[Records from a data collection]
## begin
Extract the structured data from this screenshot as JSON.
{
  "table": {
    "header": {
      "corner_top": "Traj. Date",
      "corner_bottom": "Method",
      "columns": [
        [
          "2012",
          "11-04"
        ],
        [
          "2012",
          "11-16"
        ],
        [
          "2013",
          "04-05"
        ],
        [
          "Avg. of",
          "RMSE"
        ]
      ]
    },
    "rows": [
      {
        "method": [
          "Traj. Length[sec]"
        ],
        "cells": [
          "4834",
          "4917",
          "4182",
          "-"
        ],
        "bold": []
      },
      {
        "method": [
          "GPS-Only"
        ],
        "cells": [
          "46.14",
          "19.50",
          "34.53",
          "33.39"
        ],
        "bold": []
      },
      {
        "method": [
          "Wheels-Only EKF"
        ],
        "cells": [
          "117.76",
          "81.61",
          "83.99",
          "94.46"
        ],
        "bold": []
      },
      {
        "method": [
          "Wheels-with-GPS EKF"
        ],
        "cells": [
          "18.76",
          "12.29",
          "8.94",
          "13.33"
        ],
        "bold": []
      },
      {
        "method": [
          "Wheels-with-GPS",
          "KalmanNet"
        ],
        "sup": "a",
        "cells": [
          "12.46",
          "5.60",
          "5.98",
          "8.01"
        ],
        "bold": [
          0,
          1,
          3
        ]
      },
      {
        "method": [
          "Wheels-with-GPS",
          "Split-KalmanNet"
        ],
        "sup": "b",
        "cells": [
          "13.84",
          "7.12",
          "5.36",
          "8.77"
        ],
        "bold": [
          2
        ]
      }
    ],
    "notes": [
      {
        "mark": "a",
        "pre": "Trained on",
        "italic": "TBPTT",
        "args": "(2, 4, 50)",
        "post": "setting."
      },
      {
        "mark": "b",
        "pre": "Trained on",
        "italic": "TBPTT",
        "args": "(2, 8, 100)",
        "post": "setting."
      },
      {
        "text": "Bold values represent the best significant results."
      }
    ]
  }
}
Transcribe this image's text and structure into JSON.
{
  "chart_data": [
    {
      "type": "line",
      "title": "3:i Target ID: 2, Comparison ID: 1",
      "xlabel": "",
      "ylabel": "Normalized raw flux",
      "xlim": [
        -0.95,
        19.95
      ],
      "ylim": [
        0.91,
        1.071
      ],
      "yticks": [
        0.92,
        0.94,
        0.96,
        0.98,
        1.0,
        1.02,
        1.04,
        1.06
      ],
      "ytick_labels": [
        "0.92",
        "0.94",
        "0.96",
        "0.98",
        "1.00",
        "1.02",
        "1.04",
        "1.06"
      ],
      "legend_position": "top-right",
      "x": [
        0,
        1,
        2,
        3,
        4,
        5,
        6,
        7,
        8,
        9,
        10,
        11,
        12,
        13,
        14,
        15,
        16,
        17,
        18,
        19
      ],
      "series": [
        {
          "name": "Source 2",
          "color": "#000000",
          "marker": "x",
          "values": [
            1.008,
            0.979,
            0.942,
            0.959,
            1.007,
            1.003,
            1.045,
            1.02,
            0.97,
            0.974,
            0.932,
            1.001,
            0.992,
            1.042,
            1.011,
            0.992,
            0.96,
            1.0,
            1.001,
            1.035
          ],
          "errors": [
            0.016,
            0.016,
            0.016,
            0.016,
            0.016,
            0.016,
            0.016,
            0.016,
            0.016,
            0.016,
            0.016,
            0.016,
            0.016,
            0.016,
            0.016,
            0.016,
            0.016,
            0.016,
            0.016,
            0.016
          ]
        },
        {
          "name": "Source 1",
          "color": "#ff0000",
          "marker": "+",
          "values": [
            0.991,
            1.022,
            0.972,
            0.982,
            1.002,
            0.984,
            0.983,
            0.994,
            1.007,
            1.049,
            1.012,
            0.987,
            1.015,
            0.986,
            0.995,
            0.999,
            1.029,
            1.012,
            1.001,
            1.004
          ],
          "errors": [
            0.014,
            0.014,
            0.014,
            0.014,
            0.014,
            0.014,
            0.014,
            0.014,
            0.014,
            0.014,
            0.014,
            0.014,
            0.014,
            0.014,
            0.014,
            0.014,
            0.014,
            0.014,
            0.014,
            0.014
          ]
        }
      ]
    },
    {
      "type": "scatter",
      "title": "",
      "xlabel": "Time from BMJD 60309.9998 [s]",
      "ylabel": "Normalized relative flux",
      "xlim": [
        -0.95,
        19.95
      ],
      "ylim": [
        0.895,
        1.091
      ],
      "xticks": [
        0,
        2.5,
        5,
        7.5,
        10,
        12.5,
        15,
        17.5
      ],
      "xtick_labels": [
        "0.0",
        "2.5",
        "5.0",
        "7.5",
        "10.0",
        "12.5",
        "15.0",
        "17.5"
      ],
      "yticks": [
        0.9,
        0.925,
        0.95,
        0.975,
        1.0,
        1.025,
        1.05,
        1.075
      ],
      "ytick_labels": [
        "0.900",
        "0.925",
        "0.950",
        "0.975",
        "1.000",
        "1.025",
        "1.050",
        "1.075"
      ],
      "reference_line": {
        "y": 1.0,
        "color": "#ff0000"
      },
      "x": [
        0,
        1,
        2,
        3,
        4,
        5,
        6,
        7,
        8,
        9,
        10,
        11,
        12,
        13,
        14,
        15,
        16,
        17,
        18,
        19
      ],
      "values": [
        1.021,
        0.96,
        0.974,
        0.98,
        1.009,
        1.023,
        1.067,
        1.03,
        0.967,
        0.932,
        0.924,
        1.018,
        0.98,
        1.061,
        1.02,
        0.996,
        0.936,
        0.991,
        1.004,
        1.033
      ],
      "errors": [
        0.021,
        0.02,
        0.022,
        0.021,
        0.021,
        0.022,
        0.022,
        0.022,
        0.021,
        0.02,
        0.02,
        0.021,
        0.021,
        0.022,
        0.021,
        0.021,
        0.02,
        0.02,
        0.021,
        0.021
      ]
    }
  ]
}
## end
[TO BE DONE] Retype all of the data shown above, word for word.

[THE OUTPUT]
Extract the structured data from this screenshot as JSON.
{
  "table": {
    "header": {
      "corner_top": "Traj. Date",
      "corner_bottom": "Method",
      "columns": [
        [
          "2012",
          "11-04"
        ],
        [
          "2012",
          "11-16"
        ],
        [
          "2013",
          "04-05"
        ],
        [
          "Avg. of",
          "RMSE"
        ]
      ]
    },
    "rows": [
      {
        "method": [
          "Traj. Length[sec]"
        ],
        "cells": [
          "4834",
          "4917",
          "4182",
          "-"
        ],
        "bold": []
      },
      {
        "method": [
          "GPS-Only"
        ],
        "cells": [
          "46.14",
          "19.50",
          "34.53",
          "33.39"
        ],
        "bold": []
      },
      {
        "method": [
          "Wheels-Only EKF"
        ],
        "cells": [
          "117.76",
          "81.61",
          "83.99",
          "94.46"
        ],
        "bold": []
      },
      {
        "method": [
          "Wheels-with-GPS EKF"
        ],
        "cells": [
          "18.76",
          "12.29",
          "8.94",
          "13.33"
        ],
        "bold": []
      },
      {
        "method": [
          "Wheels-with-GPS",
          "KalmanNet"
        ],
        "sup": "a",
        "cells": [
          "12.46",
          "5.60",
          "5.98",
          "8.01"
        ],
        "bold": [
          0,
          1,
          3
        ]
      },
      {
        "method": [
          "Wheels-with-GPS",
          "Split-KalmanNet"
        ],
        "sup": "b",
        "cells": [
          "13.84",
          "7.12",
          "5.36",
          "8.77"
        ],
        "bold": [
          2
        ]
      }
    ],
    "notes": [
      {
        "mark": "a",
        "pre": "Trained on",
        "italic": "TBPTT",
        "args": "(2, 4, 50)",
        "post": "setting."
      },
      {
        "mark": "b",
        "pre": "Trained on",
        "italic": "TBPTT",
        "args": "(2, 8, 100)",
        "post": "setting."
      },
      {
        "text": "Bold values represent the best significant results."
      }
    ]
  }
}
Transcribe this image's text and structure into JSON.
{
  "chart_data": [
    {
      "type": "line",
      "title": "3:i Target ID: 2, Comparison ID: 1",
      "xlabel": "",
      "ylabel": "Normalized raw flux",
      "xlim": [
        -0.95,
        19.95
      ],
      "ylim": [
        0.91,
        1.071
      ],
      "yticks": [
        0.92,
        0.94,
        0.96,
        0.98,
        1.0,
        1.02,
        1.04,
        1.06
      ],
      "ytick_labels": [
        "0.92",
        "0.94",
        "0.96",
        "0.98",
        "1.00",
        "1.02",
        "1.04",
        "1.06"
      ],
      "legend_position": "top-right",
      "x": [
        0,
        1,
        2,
        3,
        4,
        5,
        6,
        7,
        8,
        9,
        10,
        11,
        12,
        13,
        14,
        15,
        16,
        17,
        18,
        19
      ],
      "series": [
        {
          "name": "Source 2",
          "color": "#000000",
          "marker": "x",
          "values": [
            1.008,
            0.979,
            0.942,
            0.959,
            1.007,
            1.003,
            1.045,
            1.02,
            0.97,
            0.974,
            0.932,
            1.001,
            0.992,
            1.042,
            1.011,
            0.992,
            0.96,
            1.0,
            1.001,
            1.035
          ],
          "errors": [
            0.016,
            0.016,
            0.016,
            0.016,
            0.016,
            0.016,
            0.016,
            0.016,
            0.016,
            0.016,
            0.016,
            0.016,
            0.016,
            0.016,
            0.016,
            0.016,
            0.016,
            0.016,
            0.016,
            0.016
          ]
        },
        {
          "name": "Source 1",
          "color": "#ff0000",
          "marker": "+",
          "values": [
            0.991,
            1.022,
            0.972,
            0.982,
            1.002,
            0.984,
            0.983,
            0.994,
            1.007,
            1.049,
            1.012,
            0.987,
            1.015,
            0.986,
            0.995,
            0.999,
            1.029,
            1.012,
            1.001,
            1.004
          ],
          "errors": [
            0.014,
            0.014,
            0.014,
            0.014,
            0.014,
            0.014,
            0.014,
            0.014,
            0.014,
            0.014,
            0.014,
            0.014,
            0.014,
            0.014,
            0.014,
            0.014,
            0.014,
            0.014,
            0.014,
            0.014
          ]
        }
      ]
    },
    {
      "type": "scatter",
      "title": "",
      "xlabel": "Time from BMJD 60309.9998 [s]",
      "ylabel": "Normalized relative flux",
      "xlim": [
        -0.95,
        19.95
      ],
      "ylim": [
        0.895,
        1.091
      ],
      "xticks": [
        0,
        2.5,
        5,
        7.5,
        10,
        12.5,
        15,
        17.5
      ],
      "xtick_labels": [
        "0.0",
        "2.5",
        "5.0",
        "7.5",
        "10.0",
        "12.5",
        "15.0",
        "17.5"
      ],
      "yticks": [
        0.9,
        0.925,
        0.95,
        0.975,
        1.0,
        1.025,
        1.05,
        1.075
      ],
      "ytick_labels": [
        "0.900",
        "0.925",
        "0.950",
        "0.975",
        "1.000",
        "1.025",
        "1.050",
        "1.075"
      ],
      "reference_line": {
        "y": 1.0,
        "color": "#ff0000"
      },
      "x": [
        0,
        1,
        2,
        3,
        4,
        5,
        6,
        7,
        8,
        9,
        10,
        11,
        12,
        13,
        14,
        15,
        16,
        17,
        18,
        19
      ],
      "values": [
        1.021,
        0.96,
        0.974,
        0.98,
        1.009,
        1.023,
        1.067,
        1.03,
        0.967,
        0.932,
        0.924,
        1.018,
        0.98,
        1.061,
        1.02,
        0.996,
        0.936,
        0.991,
        1.004,
        1.033
      ],
      "errors": [
        0.021,
        0.02,
        0.022,
        0.021,
        0.021,
        0.022,
        0.022,
        0.022,
        0.021,
        0.02,
        0.02,
        0.021,
        0.021,
        0.022,
        0.021,
        0.021,
        0.02,
        0.02,
        0.021,
        0.021
      ]
    }
  ]
}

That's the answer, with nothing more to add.